──────── Stored data
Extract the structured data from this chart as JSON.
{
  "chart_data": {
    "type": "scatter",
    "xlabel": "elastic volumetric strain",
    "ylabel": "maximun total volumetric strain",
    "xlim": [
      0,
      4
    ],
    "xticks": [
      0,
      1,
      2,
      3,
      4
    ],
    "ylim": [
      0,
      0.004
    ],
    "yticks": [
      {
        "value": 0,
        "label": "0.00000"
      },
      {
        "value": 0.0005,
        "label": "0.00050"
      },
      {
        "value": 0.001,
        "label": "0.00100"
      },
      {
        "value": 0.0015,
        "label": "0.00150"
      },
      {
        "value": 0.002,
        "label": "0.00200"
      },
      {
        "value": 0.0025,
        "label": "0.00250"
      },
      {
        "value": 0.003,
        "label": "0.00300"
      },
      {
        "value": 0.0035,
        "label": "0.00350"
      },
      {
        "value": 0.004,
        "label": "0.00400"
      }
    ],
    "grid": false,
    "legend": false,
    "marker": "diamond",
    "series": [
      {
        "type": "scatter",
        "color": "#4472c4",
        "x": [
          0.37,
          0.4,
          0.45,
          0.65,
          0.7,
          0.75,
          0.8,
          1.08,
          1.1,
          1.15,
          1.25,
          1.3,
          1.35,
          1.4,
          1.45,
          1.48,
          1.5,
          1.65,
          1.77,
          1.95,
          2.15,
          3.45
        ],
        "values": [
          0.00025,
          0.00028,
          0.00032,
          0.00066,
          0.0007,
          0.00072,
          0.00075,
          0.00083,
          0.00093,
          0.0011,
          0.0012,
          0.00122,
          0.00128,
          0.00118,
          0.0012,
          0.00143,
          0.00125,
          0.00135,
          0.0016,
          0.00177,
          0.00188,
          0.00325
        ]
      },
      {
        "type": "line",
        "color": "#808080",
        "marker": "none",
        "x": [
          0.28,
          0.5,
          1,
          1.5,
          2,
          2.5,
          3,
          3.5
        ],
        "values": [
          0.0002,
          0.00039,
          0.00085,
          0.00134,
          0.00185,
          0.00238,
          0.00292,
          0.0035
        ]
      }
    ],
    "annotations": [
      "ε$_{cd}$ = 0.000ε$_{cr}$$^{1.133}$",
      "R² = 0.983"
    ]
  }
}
────────────────
• [Problem requirements] Report every line in the data above in which the word "strain" appears.

• [Output]
    "xlabel": "elastic volumetric strain",
    "ylabel": "maximun total volumetric strain",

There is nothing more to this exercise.